PROBLEM DETAILS
Working from the material below, print the lines from the line holding "Serialize everything readable" through its final line, inclusive, exactly and with nothing else; pictures are excluded.
-- SUPPLIED DATA start --
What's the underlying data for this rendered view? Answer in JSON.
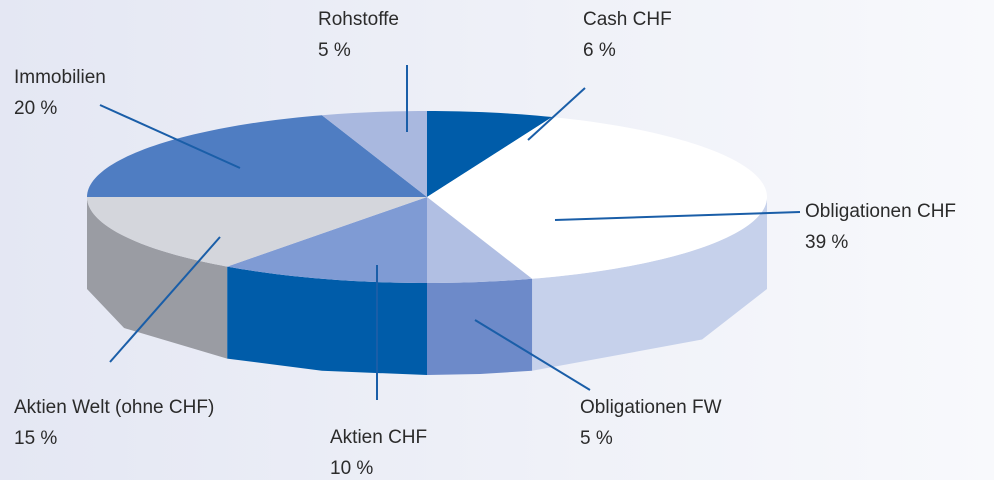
{
  "chart_data": {
    "type": "pie3d",
    "categories": [
      "Cash CHF",
      "Obligationen CHF",
      "Obligationen FW",
      "Aktien CHF",
      "Aktien Welt (ohne CHF)",
      "Immobilien",
      "Rohstoffe"
    ],
    "values": [
      6,
      39,
      5,
      10,
      15,
      20,
      5
    ],
    "value_labels": [
      "6 %",
      "39 %",
      "5 %",
      "10 %",
      "15 %",
      "20 %",
      "5 %"
    ],
    "colors": [
      "#005ca9",
      "#ffffff",
      "#b1bfe3",
      "#7f9bd4",
      "#d4d6dc",
      "#4f7dc2",
      "#a9b8df"
    ],
    "side_colors": [
      "#004f93",
      "#c6d1eb",
      "#6d8ac9",
      "#005ca9",
      "#9a9ca3",
      "#3d68ab",
      "#8a9bc8"
    ]
  }
}
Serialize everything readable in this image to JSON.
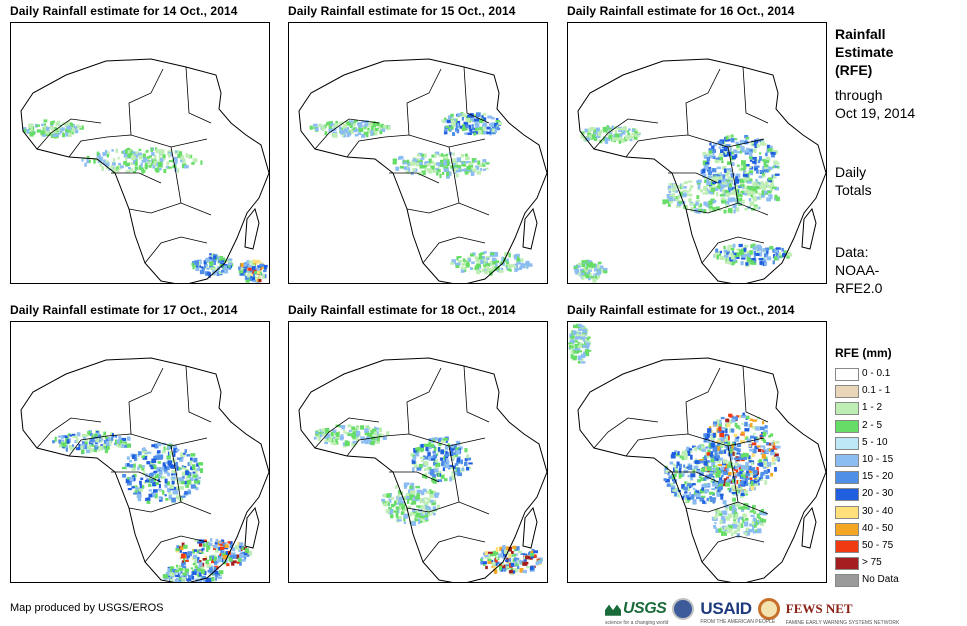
{
  "panels": [
    {
      "title": "Daily Rainfall estimate for 14 Oct., 2014"
    },
    {
      "title": "Daily Rainfall estimate for 15 Oct., 2014"
    },
    {
      "title": "Daily Rainfall estimate for 16 Oct., 2014"
    },
    {
      "title": "Daily Rainfall estimate for 17 Oct., 2014"
    },
    {
      "title": "Daily Rainfall estimate for 18 Oct., 2014"
    },
    {
      "title": "Daily Rainfall estimate for 19 Oct., 2014"
    }
  ],
  "side": {
    "heading_lines": [
      "Rainfall",
      "Estimate",
      "(RFE)"
    ],
    "period_lines": [
      "through",
      "Oct 19, 2014"
    ],
    "totals_lines": [
      "Daily",
      "Totals"
    ],
    "source_lines": [
      "Data:",
      "NOAA-",
      "RFE2.0"
    ]
  },
  "legend": {
    "title": "RFE (mm)",
    "items": [
      {
        "label": "0 - 0.1",
        "color": "#ffffff"
      },
      {
        "label": "0.1 - 1",
        "color": "#e9d6b8"
      },
      {
        "label": "1 - 2",
        "color": "#bfeeb4"
      },
      {
        "label": "2 - 5",
        "color": "#66dd66"
      },
      {
        "label": "5 - 10",
        "color": "#bde9f7"
      },
      {
        "label": "10 - 15",
        "color": "#8bbcf2"
      },
      {
        "label": "15 - 20",
        "color": "#4f8fe8"
      },
      {
        "label": "20 - 30",
        "color": "#1f5fe0"
      },
      {
        "label": "30 - 40",
        "color": "#ffe07a"
      },
      {
        "label": "40 - 50",
        "color": "#f5a623"
      },
      {
        "label": "50 - 75",
        "color": "#f03a12"
      },
      {
        "label": "> 75",
        "color": "#a51f1f"
      },
      {
        "label": "No Data",
        "color": "#9a9a9a"
      }
    ]
  },
  "footer": {
    "credit": "Map produced by USGS/EROS",
    "logos": {
      "usgs": "USGS",
      "usaid": "USAID",
      "fews": "FEWS NET",
      "usgs_tagline": "science for a changing world",
      "usaid_tagline": "FROM THE AMERICAN PEOPLE",
      "fews_tagline": "FAMINE EARLY WARNING SYSTEMS NETWORK"
    }
  }
}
-- SUPPLIED DATA end --
ANSWER IN FULL
Serialize everything readable in this image to JSON.
{
  "panels": [
    {
      "title": "Daily Rainfall estimate for 14 Oct., 2014"
    },
    {
      "title": "Daily Rainfall estimate for 15 Oct., 2014"
    },
    {
      "title": "Daily Rainfall estimate for 16 Oct., 2014"
    },
    {
      "title": "Daily Rainfall estimate for 17 Oct., 2014"
    },
    {
      "title": "Daily Rainfall estimate for 18 Oct., 2014"
    },
    {
      "title": "Daily Rainfall estimate for 19 Oct., 2014"
    }
  ],
  "side": {
    "heading_lines": [
      "Rainfall",
      "Estimate",
      "(RFE)"
    ],
    "period_lines": [
      "through",
      "Oct 19, 2014"
    ],
    "totals_lines": [
      "Daily",
      "Totals"
    ],
    "source_lines": [
      "Data:",
      "NOAA-",
      "RFE2.0"
    ]
  },
  "legend": {
    "title": "RFE (mm)",
    "items": [
      {
        "label": "0 - 0.1",
        "color": "#ffffff"
      },
      {
        "label": "0.1 - 1",
        "color": "#e9d6b8"
      },
      {
        "label": "1 - 2",
        "color": "#bfeeb4"
      },
      {
        "label": "2 - 5",
        "color": "#66dd66"
      },
      {
        "label": "5 - 10",
        "color": "#bde9f7"
      },
      {
        "label": "10 - 15",
        "color": "#8bbcf2"
      },
      {
        "label": "15 - 20",
        "color": "#4f8fe8"
      },
      {
        "label": "20 - 30",
        "color": "#1f5fe0"
      },
      {
        "label": "30 - 40",
        "color": "#ffe07a"
      },
      {
        "label": "40 - 50",
        "color": "#f5a623"
      },
      {
        "label": "50 - 75",
        "color": "#f03a12"
      },
      {
        "label": "> 75",
        "color": "#a51f1f"
      },
      {
        "label": "No Data",
        "color": "#9a9a9a"
      }
    ]
  },
  "footer": {
    "credit": "Map produced by USGS/EROS",
    "logos": {
      "usgs": "USGS",
      "usaid": "USAID",
      "fews": "FEWS NET",
      "usgs_tagline": "science for a changing world",
      "usaid_tagline": "FROM THE AMERICAN PEOPLE",
      "fews_tagline": "FAMINE EARLY WARNING SYSTEMS NETWORK"
    }
  }
}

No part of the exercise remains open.